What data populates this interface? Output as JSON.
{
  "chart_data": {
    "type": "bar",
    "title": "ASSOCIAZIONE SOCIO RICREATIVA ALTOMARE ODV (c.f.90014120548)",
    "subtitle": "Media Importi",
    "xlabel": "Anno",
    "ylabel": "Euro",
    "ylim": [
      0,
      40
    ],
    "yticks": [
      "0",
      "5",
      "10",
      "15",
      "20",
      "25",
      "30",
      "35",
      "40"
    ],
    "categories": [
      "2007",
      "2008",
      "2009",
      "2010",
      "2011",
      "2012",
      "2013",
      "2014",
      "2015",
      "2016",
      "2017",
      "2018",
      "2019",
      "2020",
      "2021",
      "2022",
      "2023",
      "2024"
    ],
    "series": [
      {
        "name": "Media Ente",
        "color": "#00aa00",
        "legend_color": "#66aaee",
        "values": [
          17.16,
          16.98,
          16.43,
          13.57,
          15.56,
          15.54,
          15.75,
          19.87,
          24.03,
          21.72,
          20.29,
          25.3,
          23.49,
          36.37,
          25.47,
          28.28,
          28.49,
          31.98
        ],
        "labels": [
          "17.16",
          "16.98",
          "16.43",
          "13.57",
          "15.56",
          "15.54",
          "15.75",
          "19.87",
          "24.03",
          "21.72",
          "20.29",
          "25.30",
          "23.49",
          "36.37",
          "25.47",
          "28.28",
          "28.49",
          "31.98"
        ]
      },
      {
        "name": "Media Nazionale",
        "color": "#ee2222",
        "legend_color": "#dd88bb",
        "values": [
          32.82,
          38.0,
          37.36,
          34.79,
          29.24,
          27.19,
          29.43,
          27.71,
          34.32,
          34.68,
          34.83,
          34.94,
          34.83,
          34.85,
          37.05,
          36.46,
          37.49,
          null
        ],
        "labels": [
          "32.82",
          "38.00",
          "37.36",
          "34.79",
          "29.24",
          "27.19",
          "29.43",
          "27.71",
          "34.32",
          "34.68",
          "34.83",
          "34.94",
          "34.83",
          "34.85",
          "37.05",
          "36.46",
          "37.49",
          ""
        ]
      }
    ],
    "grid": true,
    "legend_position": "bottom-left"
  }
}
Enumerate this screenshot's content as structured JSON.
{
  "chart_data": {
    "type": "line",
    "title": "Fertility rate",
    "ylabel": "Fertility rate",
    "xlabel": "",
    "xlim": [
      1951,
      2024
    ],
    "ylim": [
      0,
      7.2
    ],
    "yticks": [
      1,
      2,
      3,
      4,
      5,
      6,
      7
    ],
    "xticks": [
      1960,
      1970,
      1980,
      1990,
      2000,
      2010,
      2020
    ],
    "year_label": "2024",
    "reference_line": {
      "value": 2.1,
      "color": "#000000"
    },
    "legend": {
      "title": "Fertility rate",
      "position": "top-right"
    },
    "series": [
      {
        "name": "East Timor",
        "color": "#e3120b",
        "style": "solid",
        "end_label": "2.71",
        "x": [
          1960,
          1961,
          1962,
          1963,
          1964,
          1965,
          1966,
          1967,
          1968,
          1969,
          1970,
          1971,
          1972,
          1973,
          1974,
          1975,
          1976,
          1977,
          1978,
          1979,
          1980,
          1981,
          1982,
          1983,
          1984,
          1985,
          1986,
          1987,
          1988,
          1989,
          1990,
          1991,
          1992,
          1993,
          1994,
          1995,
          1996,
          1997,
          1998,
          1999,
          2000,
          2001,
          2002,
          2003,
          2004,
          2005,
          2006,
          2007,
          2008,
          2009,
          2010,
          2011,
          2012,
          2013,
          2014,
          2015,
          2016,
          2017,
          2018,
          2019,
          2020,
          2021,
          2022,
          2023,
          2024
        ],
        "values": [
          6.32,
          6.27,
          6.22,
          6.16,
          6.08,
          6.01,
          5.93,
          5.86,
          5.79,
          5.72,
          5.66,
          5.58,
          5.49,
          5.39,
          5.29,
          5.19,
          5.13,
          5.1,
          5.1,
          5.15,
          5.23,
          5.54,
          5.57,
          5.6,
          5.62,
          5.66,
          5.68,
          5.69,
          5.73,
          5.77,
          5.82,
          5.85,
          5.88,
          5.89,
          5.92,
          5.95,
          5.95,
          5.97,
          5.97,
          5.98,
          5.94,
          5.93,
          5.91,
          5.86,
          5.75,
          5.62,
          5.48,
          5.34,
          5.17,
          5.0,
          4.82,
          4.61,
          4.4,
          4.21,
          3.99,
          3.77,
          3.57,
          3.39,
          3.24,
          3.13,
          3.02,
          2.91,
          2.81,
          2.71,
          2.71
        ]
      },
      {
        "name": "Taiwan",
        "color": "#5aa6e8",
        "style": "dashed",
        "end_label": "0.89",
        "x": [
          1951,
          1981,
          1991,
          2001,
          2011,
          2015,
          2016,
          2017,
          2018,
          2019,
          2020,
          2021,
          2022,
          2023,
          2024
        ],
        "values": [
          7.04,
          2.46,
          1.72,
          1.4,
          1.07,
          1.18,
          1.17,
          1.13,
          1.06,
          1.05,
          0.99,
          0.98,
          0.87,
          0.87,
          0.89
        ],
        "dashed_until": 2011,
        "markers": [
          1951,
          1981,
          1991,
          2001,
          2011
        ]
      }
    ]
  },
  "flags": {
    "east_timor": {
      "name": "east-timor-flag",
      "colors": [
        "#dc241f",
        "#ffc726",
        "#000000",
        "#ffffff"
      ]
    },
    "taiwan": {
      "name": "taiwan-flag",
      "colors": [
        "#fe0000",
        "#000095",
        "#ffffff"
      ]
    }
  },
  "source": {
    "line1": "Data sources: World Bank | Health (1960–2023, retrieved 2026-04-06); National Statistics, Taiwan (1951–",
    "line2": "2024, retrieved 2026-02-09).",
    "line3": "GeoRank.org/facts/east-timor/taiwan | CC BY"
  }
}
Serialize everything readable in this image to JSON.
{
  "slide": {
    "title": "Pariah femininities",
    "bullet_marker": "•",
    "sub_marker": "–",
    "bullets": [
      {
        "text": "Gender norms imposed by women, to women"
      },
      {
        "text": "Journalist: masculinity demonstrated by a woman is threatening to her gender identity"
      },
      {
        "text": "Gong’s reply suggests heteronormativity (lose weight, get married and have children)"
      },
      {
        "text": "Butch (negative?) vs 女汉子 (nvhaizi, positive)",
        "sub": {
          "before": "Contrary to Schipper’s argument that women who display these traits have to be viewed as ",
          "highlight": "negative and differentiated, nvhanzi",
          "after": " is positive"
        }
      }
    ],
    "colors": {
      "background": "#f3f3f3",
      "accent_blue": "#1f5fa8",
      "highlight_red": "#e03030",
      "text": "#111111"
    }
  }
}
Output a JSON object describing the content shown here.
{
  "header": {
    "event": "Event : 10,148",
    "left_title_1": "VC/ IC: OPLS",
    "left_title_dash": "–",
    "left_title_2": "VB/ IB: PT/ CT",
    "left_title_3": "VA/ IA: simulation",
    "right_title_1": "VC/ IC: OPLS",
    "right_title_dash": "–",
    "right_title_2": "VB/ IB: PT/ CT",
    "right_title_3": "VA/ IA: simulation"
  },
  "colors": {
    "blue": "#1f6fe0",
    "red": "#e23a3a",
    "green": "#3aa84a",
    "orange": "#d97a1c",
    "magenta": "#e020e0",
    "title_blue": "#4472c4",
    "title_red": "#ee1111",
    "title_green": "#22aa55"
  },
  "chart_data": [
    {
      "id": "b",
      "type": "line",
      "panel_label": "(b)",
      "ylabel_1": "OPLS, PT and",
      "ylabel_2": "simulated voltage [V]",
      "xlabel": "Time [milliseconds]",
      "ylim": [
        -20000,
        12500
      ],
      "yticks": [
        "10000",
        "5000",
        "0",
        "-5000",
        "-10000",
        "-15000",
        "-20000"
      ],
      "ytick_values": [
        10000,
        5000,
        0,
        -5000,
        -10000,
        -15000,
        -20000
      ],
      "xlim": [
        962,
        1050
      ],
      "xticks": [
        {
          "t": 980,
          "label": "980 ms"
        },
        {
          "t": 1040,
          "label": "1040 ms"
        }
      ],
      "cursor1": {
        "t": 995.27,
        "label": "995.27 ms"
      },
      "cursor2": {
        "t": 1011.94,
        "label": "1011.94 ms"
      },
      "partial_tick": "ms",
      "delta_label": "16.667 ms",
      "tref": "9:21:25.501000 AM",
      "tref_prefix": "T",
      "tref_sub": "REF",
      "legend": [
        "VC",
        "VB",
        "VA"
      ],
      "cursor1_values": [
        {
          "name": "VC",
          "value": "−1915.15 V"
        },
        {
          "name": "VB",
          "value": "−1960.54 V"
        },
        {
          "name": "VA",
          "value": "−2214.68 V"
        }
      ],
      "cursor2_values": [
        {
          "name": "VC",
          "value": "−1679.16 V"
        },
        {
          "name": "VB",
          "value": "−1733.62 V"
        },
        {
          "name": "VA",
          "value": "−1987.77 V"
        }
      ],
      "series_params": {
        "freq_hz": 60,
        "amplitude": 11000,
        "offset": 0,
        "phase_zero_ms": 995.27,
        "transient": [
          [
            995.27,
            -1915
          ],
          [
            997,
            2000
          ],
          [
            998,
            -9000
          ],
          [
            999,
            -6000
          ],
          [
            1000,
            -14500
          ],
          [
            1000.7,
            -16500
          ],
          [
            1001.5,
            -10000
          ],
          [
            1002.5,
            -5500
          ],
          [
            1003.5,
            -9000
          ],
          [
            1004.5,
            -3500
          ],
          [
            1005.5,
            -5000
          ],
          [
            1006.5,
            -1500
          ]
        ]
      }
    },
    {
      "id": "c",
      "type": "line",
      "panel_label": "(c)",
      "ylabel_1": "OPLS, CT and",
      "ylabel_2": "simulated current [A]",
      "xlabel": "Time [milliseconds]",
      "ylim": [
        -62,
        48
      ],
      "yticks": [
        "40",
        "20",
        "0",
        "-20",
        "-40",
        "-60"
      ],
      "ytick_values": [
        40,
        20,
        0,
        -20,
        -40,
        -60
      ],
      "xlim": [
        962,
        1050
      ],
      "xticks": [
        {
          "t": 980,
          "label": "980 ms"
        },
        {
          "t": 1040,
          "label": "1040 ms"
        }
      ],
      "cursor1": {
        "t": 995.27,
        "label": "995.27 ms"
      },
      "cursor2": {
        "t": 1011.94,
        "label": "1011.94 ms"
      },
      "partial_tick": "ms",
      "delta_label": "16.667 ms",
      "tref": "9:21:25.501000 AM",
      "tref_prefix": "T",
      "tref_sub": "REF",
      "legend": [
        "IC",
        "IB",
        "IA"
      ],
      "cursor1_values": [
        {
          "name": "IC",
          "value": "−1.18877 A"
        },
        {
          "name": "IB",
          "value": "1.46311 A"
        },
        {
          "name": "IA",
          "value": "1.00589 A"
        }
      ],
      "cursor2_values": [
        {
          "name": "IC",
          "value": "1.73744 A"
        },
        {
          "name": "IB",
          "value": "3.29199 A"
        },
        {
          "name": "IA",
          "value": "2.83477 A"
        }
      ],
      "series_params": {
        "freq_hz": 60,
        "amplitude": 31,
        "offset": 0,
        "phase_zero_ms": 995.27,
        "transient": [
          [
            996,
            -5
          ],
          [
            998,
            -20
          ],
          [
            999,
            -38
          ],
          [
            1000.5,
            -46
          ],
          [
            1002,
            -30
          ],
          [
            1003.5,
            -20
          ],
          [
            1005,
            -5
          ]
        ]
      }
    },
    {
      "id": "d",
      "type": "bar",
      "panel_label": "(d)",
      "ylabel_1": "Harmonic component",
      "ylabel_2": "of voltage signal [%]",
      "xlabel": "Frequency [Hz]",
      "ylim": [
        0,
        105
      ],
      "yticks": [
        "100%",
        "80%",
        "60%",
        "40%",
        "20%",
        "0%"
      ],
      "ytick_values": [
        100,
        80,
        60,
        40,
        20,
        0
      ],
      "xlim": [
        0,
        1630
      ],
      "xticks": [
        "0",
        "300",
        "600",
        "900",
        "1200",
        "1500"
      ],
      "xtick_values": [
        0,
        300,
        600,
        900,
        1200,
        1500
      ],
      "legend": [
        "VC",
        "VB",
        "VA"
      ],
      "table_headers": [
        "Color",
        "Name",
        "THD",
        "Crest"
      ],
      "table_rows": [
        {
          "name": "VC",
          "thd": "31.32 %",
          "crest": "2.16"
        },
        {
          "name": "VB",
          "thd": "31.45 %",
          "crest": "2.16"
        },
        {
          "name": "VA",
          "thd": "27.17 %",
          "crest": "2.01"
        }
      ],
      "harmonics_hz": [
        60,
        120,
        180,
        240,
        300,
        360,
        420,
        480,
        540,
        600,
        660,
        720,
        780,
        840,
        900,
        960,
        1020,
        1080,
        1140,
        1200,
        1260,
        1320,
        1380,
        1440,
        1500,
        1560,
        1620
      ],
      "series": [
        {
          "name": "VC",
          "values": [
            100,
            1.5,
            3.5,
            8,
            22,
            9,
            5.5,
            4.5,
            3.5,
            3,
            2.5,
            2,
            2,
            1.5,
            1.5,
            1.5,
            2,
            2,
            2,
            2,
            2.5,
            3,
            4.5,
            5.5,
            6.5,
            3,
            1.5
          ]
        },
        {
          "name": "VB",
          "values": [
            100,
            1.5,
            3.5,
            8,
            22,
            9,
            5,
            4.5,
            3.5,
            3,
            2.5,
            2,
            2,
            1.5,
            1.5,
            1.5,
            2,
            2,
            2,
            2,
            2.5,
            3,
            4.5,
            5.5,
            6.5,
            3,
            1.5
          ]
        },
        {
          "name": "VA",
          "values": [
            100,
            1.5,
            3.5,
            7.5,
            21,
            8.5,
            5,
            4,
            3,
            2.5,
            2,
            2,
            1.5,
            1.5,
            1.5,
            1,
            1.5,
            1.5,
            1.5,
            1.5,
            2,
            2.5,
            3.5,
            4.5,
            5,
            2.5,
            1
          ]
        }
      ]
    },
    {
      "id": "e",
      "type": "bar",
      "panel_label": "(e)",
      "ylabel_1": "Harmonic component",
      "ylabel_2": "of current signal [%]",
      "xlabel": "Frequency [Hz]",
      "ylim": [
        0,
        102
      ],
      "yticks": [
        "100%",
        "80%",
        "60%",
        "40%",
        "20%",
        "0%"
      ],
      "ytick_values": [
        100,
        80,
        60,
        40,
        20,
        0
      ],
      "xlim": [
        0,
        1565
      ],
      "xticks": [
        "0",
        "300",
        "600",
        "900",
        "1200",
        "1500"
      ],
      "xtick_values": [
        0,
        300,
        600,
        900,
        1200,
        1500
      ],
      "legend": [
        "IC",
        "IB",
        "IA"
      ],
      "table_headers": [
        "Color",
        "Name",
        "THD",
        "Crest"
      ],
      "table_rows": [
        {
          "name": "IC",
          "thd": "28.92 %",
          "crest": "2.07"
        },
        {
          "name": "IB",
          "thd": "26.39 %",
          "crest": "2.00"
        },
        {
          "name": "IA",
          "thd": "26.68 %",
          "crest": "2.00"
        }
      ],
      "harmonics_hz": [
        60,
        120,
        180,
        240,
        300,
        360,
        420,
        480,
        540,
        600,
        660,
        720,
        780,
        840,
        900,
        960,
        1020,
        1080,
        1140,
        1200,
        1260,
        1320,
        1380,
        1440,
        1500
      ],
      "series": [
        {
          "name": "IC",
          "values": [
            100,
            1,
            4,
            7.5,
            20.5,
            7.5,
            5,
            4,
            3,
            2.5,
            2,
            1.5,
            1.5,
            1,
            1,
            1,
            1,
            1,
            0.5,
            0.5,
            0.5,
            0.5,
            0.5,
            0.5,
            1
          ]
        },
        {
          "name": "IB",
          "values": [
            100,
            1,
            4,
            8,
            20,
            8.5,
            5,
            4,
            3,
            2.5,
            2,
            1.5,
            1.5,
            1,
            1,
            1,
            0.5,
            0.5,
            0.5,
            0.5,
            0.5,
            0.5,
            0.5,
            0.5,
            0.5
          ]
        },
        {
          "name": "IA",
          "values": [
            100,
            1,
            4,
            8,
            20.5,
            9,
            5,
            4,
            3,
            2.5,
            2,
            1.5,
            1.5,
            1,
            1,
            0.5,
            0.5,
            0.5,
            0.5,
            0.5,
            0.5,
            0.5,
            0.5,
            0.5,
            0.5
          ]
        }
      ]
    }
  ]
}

### What the task requires:
Track down every line with the word "retrieved" and copy it.

### The solution:
    "line1": "Data sources: World Bank | Health (1960–2023, retrieved 2026-04-06); National Statistics, Taiwan (1951–",
    "line2": "2024, retrieved 2026-02-09).",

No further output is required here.